• [Source material]
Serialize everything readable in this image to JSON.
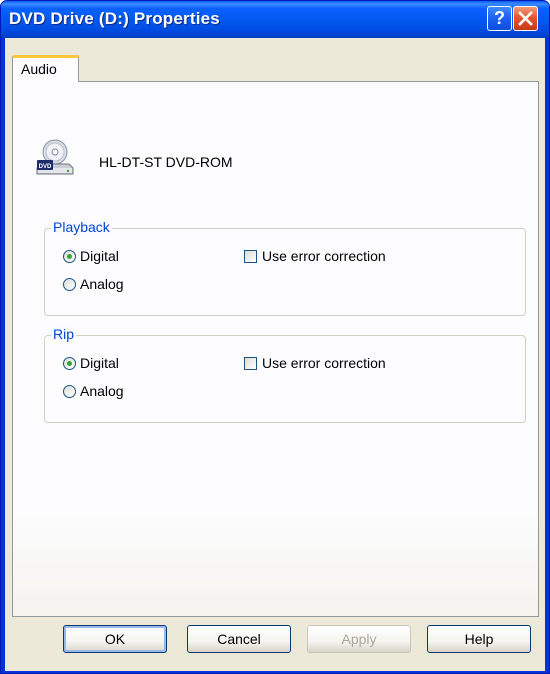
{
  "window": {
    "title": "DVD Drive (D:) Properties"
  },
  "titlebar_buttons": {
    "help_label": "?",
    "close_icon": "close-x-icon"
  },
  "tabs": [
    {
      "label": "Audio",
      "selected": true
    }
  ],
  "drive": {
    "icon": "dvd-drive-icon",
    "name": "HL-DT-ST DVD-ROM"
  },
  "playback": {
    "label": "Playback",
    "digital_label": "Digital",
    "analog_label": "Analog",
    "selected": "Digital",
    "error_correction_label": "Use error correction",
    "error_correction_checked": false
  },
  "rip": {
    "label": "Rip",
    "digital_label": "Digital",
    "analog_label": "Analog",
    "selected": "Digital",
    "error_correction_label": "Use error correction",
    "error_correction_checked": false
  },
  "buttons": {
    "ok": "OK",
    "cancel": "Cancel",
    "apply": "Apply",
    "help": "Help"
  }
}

---

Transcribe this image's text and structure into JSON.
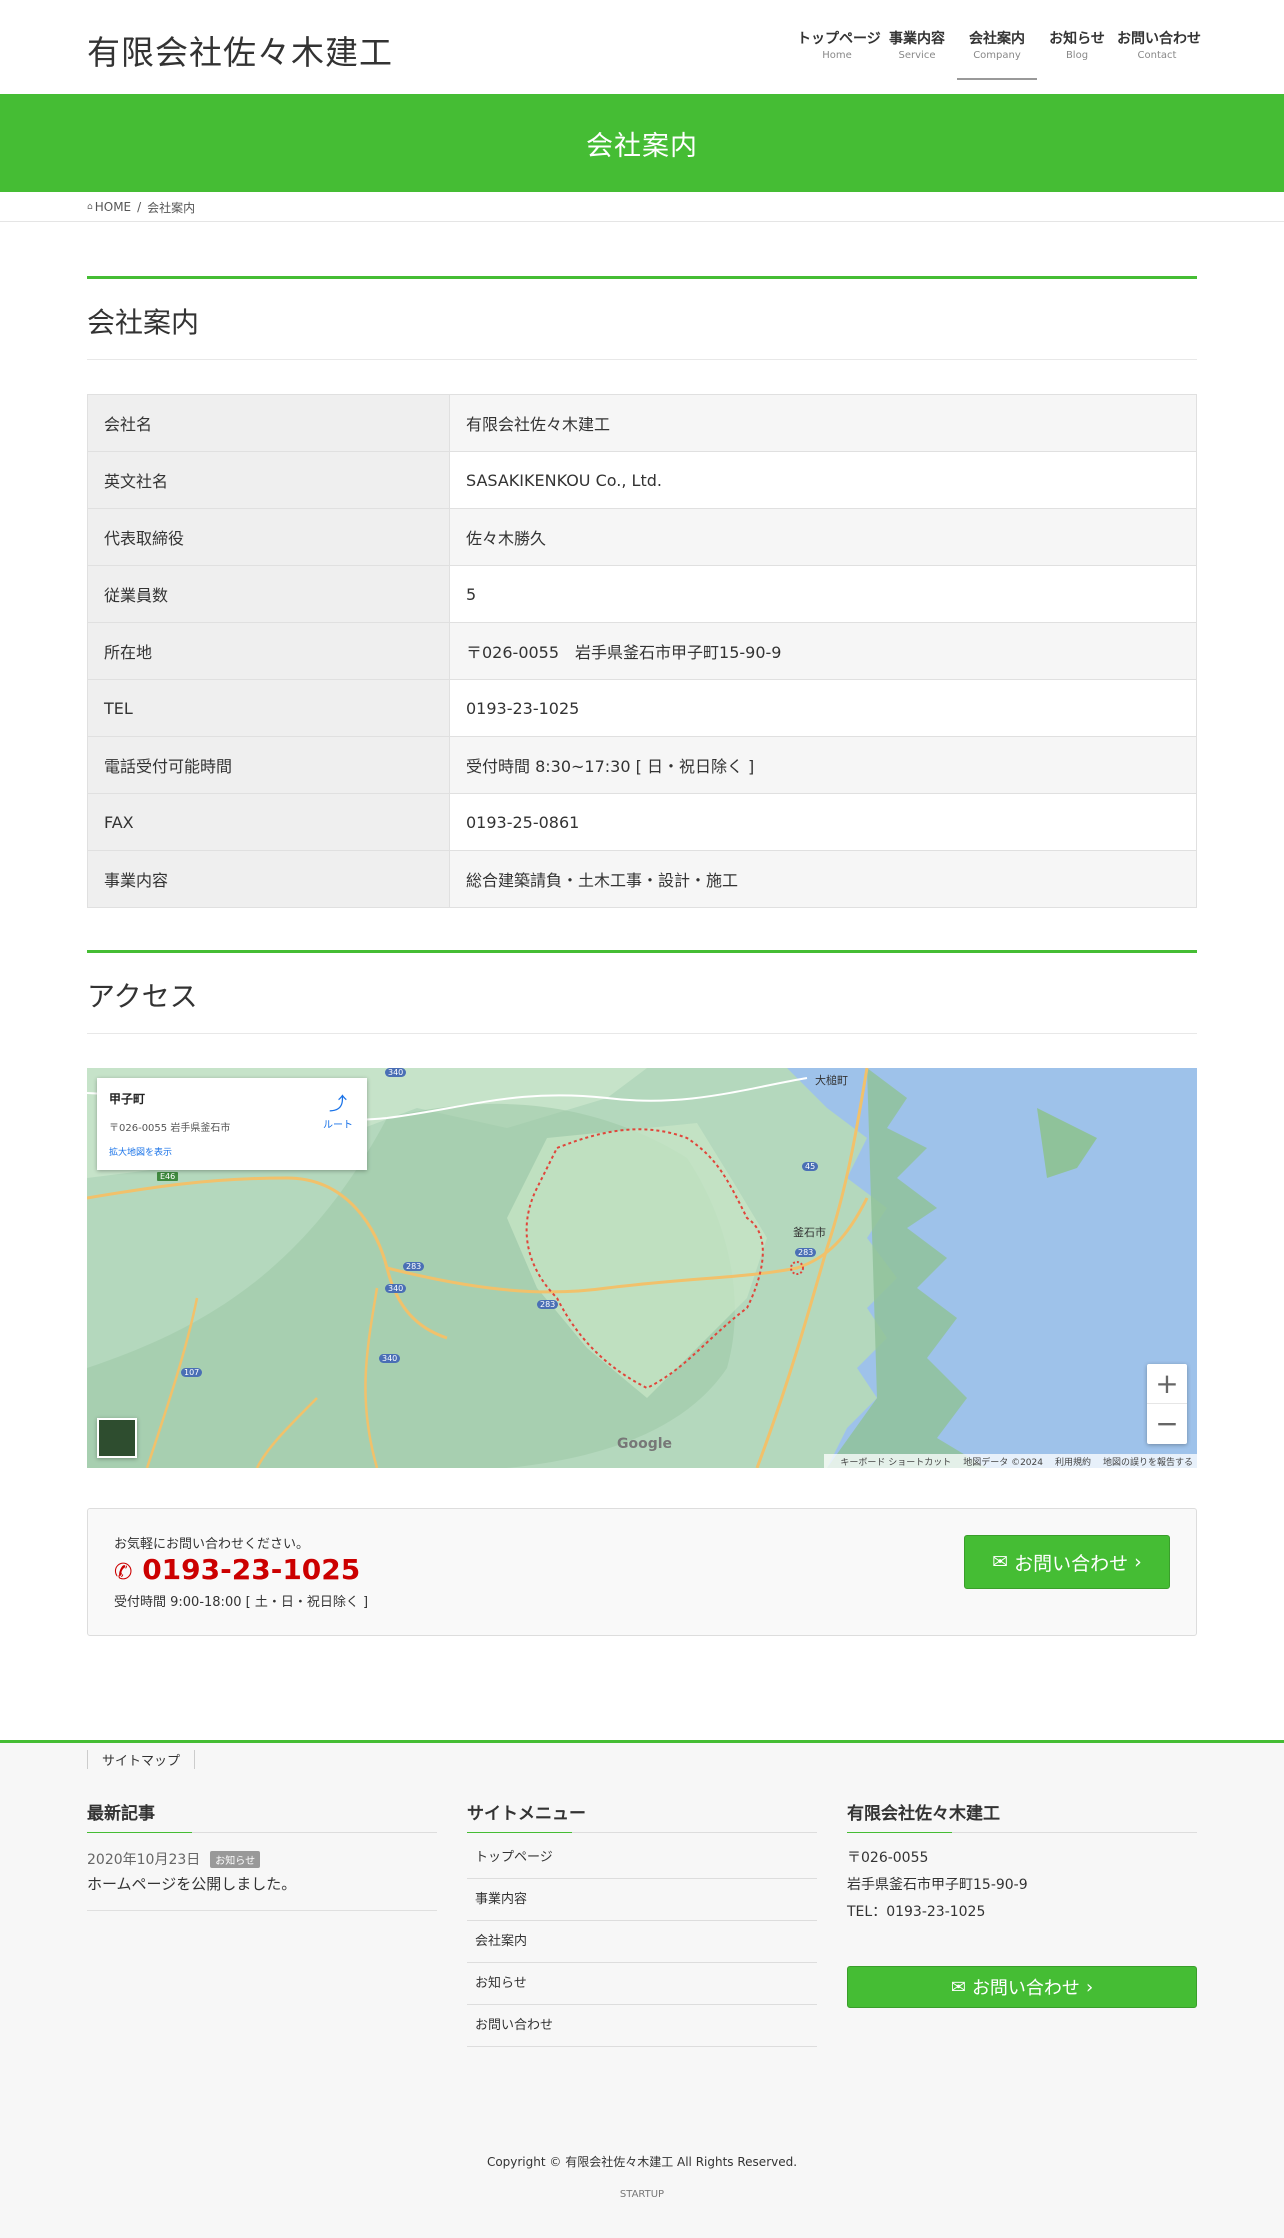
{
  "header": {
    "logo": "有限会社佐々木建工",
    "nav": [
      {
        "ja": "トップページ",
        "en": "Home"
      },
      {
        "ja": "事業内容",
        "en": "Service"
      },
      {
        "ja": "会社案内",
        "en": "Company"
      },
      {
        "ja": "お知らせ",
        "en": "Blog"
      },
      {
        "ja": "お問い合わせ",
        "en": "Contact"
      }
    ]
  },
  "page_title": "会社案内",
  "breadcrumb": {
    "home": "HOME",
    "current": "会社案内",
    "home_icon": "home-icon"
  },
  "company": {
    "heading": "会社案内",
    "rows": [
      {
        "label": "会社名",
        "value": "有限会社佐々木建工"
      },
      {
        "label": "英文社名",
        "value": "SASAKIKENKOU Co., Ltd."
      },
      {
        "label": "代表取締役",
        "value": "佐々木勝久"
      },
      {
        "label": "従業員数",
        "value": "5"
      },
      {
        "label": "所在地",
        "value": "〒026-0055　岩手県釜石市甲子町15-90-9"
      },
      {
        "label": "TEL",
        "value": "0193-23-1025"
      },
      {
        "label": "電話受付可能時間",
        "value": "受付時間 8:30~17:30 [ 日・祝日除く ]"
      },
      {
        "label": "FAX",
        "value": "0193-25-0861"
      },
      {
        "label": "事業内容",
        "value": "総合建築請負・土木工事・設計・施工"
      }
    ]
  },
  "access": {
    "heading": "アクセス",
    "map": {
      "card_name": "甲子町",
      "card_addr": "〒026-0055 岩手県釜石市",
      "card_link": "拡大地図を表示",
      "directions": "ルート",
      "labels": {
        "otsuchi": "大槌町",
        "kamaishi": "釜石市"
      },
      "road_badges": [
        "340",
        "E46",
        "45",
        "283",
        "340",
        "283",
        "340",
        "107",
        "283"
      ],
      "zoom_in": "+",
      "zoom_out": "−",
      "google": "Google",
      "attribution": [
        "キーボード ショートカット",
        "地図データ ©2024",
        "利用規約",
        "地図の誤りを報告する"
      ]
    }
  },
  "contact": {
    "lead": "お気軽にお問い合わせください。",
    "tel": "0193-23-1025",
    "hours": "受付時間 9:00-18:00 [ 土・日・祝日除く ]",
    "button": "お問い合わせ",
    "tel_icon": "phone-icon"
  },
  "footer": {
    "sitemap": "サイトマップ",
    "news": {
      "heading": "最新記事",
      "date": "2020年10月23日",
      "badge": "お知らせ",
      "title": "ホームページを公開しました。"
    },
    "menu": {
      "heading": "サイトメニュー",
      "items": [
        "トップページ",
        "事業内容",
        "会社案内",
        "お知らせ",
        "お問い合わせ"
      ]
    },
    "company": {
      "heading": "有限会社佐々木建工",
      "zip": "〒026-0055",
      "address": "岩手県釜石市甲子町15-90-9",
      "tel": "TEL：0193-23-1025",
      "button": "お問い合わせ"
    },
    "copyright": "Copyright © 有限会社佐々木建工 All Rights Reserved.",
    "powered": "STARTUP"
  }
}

• [Requirement]
Only the number is required: the count of lines containing the word "this".

• [Worked answer]
2